[Stored dataset items]
########################################

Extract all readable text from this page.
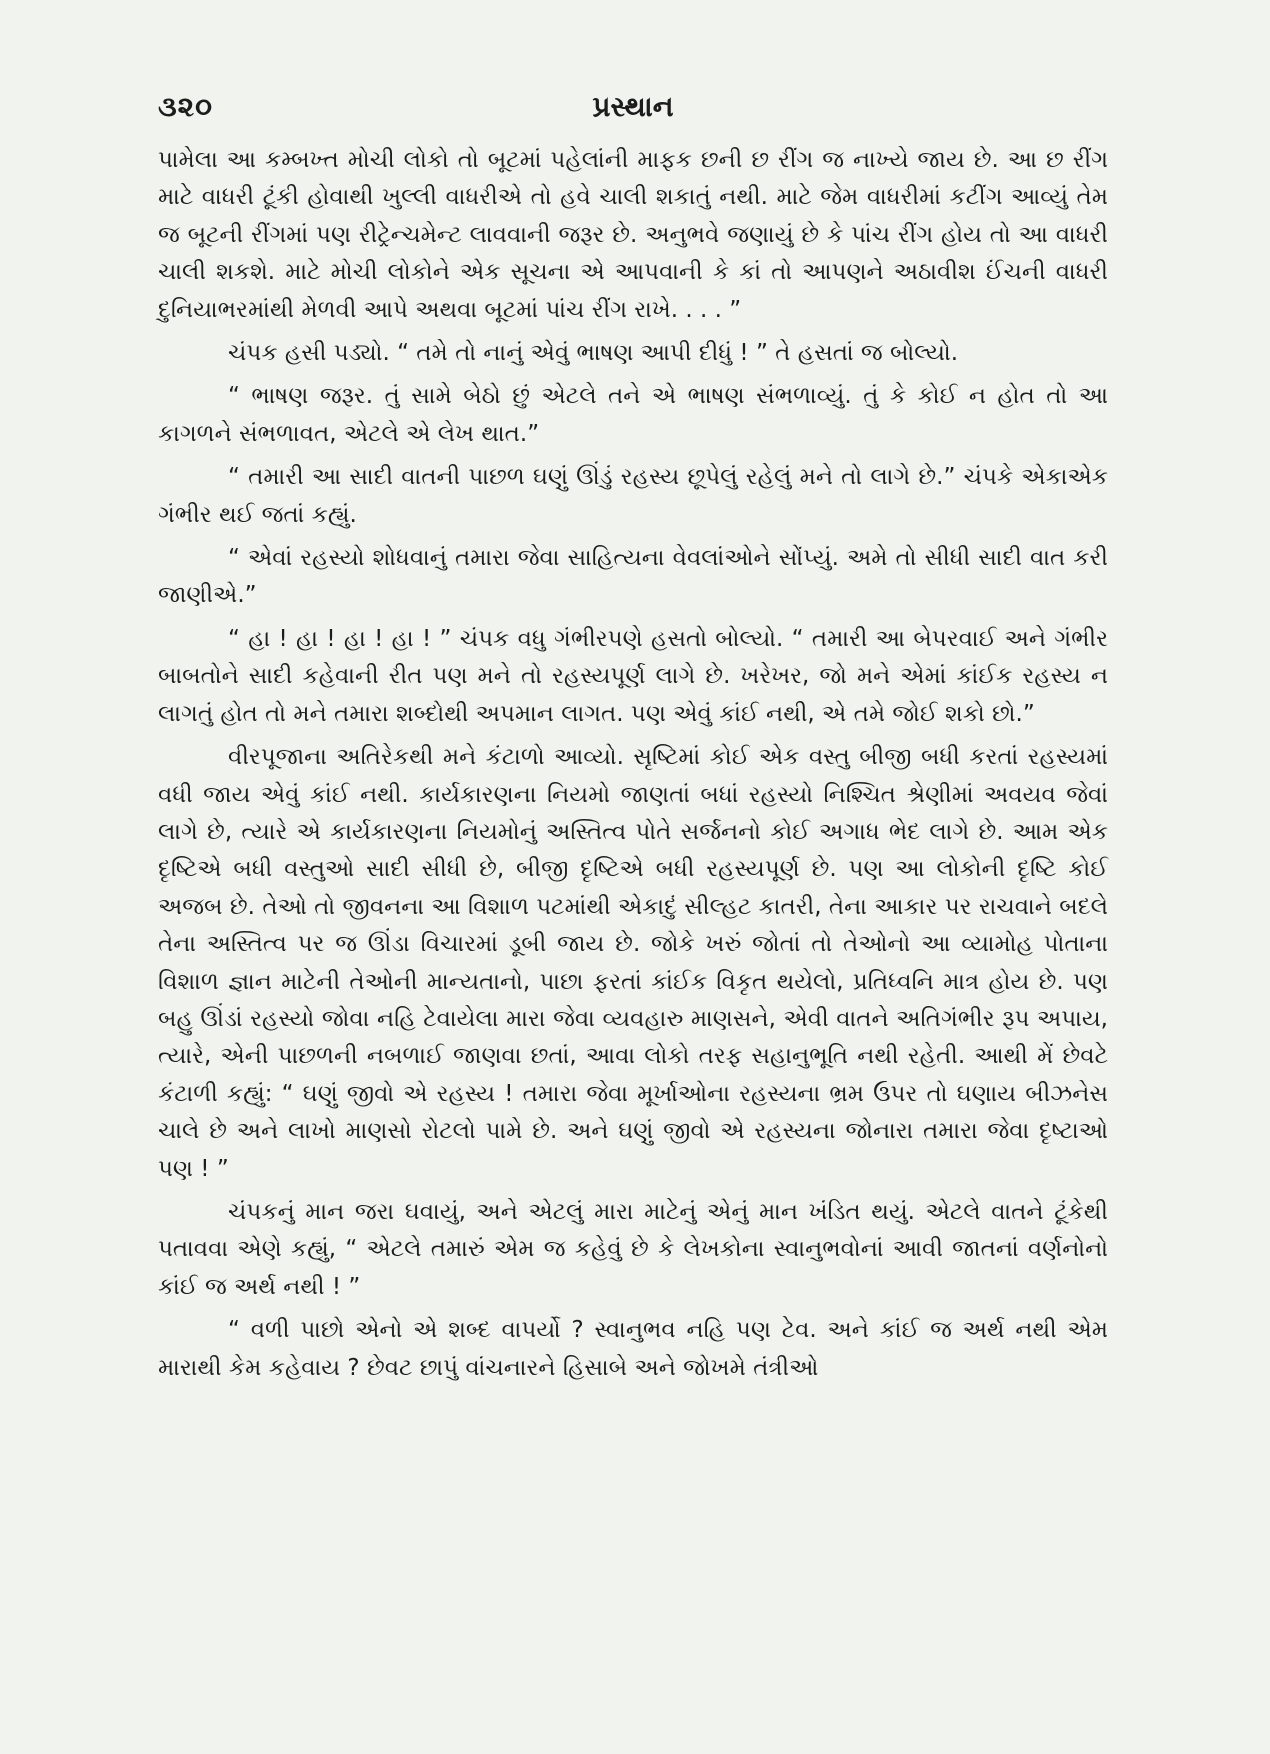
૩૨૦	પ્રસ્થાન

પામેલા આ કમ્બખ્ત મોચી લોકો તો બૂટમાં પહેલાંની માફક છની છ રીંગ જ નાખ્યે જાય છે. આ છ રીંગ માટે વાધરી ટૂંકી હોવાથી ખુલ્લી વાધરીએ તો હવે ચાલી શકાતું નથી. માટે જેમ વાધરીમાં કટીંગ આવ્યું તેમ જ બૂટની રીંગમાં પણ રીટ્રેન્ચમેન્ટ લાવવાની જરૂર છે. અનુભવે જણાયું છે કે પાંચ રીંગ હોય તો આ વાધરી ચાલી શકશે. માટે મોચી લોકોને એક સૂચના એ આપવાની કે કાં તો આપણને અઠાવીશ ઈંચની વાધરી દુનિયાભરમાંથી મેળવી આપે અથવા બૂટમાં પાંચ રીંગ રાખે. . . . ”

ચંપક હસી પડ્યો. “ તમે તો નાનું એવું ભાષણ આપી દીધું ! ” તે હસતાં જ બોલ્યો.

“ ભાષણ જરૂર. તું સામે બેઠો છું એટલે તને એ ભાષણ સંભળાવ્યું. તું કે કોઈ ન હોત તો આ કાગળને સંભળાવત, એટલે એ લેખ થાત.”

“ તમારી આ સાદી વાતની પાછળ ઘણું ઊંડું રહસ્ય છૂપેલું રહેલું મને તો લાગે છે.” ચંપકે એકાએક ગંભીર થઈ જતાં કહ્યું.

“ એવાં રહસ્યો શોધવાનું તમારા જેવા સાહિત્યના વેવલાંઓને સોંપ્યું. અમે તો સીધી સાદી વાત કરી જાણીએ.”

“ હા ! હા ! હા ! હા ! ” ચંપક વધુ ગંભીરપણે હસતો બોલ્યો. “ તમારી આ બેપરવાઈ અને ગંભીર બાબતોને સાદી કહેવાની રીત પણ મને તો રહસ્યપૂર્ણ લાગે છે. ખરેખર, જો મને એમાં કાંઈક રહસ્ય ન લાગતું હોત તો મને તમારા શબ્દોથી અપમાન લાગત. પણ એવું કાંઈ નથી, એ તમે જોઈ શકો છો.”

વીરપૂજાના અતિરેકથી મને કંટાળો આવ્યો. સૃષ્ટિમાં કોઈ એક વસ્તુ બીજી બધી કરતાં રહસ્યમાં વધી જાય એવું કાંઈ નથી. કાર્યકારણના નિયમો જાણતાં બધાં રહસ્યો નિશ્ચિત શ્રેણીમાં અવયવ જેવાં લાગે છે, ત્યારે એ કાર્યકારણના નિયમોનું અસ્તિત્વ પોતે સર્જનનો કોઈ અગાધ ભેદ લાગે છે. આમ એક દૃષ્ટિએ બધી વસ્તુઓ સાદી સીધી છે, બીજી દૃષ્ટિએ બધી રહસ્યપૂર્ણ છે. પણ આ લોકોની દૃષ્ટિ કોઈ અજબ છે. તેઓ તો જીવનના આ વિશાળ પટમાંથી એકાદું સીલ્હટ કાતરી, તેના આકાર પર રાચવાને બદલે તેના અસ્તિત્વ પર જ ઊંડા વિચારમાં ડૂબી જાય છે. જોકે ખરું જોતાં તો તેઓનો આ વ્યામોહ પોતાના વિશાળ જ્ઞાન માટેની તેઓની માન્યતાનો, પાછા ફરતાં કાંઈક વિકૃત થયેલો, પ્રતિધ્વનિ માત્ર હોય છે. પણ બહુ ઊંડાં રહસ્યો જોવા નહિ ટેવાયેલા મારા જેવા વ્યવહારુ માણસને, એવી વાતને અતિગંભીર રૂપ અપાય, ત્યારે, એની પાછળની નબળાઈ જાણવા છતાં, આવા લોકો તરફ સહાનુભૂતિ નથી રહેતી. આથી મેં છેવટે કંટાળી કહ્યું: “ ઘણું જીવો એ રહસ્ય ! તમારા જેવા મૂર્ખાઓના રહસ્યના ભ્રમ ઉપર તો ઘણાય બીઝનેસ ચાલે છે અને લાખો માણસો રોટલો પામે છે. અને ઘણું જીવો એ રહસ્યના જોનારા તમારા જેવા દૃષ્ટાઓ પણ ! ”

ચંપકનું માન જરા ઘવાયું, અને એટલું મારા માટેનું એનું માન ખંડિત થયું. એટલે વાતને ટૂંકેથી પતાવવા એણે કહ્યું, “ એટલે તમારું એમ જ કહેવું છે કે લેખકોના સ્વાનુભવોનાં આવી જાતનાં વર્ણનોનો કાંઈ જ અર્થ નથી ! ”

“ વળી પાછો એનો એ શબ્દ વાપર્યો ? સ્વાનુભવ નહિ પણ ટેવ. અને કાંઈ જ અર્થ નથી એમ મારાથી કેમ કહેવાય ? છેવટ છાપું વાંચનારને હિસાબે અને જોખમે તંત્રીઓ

########################################

*WHAT IS EXPECTED*
Every record above should be written out again without change, except that the pictures are left out.

*ANSWER TO THE EXERCISE*
Extract all readable text from this page.
૩૨૦	પ્રસ્થાન

પામેલા આ કમ્બખ્ત મોચી લોકો તો બૂટમાં પહેલાંની માફક છની છ રીંગ જ નાખ્યે જાય છે. આ છ રીંગ માટે વાધરી ટૂંકી હોવાથી ખુલ્લી વાધરીએ તો હવે ચાલી શકાતું નથી. માટે જેમ વાધરીમાં કટીંગ આવ્યું તેમ જ બૂટની રીંગમાં પણ રીટ્રેન્ચમેન્ટ લાવવાની જરૂર છે. અનુભવે જણાયું છે કે પાંચ રીંગ હોય તો આ વાધરી ચાલી શકશે. માટે મોચી લોકોને એક સૂચના એ આપવાની કે કાં તો આપણને અઠાવીશ ઈંચની વાધરી દુનિયાભરમાંથી મેળવી આપે અથવા બૂટમાં પાંચ રીંગ રાખે. . . . ”

ચંપક હસી પડ્યો. “ તમે તો નાનું એવું ભાષણ આપી દીધું ! ” તે હસતાં જ બોલ્યો.

“ ભાષણ જરૂર. તું સામે બેઠો છું એટલે તને એ ભાષણ સંભળાવ્યું. તું કે કોઈ ન હોત તો આ કાગળને સંભળાવત, એટલે એ લેખ થાત.”

“ તમારી આ સાદી વાતની પાછળ ઘણું ઊંડું રહસ્ય છૂપેલું રહેલું મને તો લાગે છે.” ચંપકે એકાએક ગંભીર થઈ જતાં કહ્યું.

“ એવાં રહસ્યો શોધવાનું તમારા જેવા સાહિત્યના વેવલાંઓને સોંપ્યું. અમે તો સીધી સાદી વાત કરી જાણીએ.”

“ હા ! હા ! હા ! હા ! ” ચંપક વધુ ગંભીરપણે હસતો બોલ્યો. “ તમારી આ બેપરવાઈ અને ગંભીર બાબતોને સાદી કહેવાની રીત પણ મને તો રહસ્યપૂર્ણ લાગે છે. ખરેખર, જો મને એમાં કાંઈક રહસ્ય ન લાગતું હોત તો મને તમારા શબ્દોથી અપમાન લાગત. પણ એવું કાંઈ નથી, એ તમે જોઈ શકો છો.”

વીરપૂજાના અતિરેકથી મને કંટાળો આવ્યો. સૃષ્ટિમાં કોઈ એક વસ્તુ બીજી બધી કરતાં રહસ્યમાં વધી જાય એવું કાંઈ નથી. કાર્યકારણના નિયમો જાણતાં બધાં રહસ્યો નિશ્ચિત શ્રેણીમાં અવયવ જેવાં લાગે છે, ત્યારે એ કાર્યકારણના નિયમોનું અસ્તિત્વ પોતે સર્જનનો કોઈ અગાધ ભેદ લાગે છે. આમ એક દૃષ્ટિએ બધી વસ્તુઓ સાદી સીધી છે, બીજી દૃષ્ટિએ બધી રહસ્યપૂર્ણ છે. પણ આ લોકોની દૃષ્ટિ કોઈ અજબ છે. તેઓ તો જીવનના આ વિશાળ પટમાંથી એકાદું સીલ્હટ કાતરી, તેના આકાર પર રાચવાને બદલે તેના અસ્તિત્વ પર જ ઊંડા વિચારમાં ડૂબી જાય છે. જોકે ખરું જોતાં તો તેઓનો આ વ્યામોહ પોતાના વિશાળ જ્ઞાન માટેની તેઓની માન્યતાનો, પાછા ફરતાં કાંઈક વિકૃત થયેલો, પ્રતિધ્વનિ માત્ર હોય છે. પણ બહુ ઊંડાં રહસ્યો જોવા નહિ ટેવાયેલા મારા જેવા વ્યવહારુ માણસને, એવી વાતને અતિગંભીર રૂપ અપાય, ત્યારે, એની પાછળની નબળાઈ જાણવા છતાં, આવા લોકો તરફ સહાનુભૂતિ નથી રહેતી. આથી મેં છેવટે કંટાળી કહ્યું: “ ઘણું જીવો એ રહસ્ય ! તમારા જેવા મૂર્ખાઓના રહસ્યના ભ્રમ ઉપર તો ઘણાય બીઝનેસ ચાલે છે અને લાખો માણસો રોટલો પામે છે. અને ઘણું જીવો એ રહસ્યના જોનારા તમારા જેવા દૃષ્ટાઓ પણ ! ”

ચંપકનું માન જરા ઘવાયું, અને એટલું મારા માટેનું એનું માન ખંડિત થયું. એટલે વાતને ટૂંકેથી પતાવવા એણે કહ્યું, “ એટલે તમારું એમ જ કહેવું છે કે લેખકોના સ્વાનુભવોનાં આવી જાતનાં વર્ણનોનો કાંઈ જ અર્થ નથી ! ”

“ વળી પાછો એનો એ શબ્દ વાપર્યો ? સ્વાનુભવ નહિ પણ ટેવ. અને કાંઈ જ અર્થ નથી એમ મારાથી કેમ કહેવાય ? છેવટ છાપું વાંચનારને હિસાબે અને જોખમે તંત્રીઓ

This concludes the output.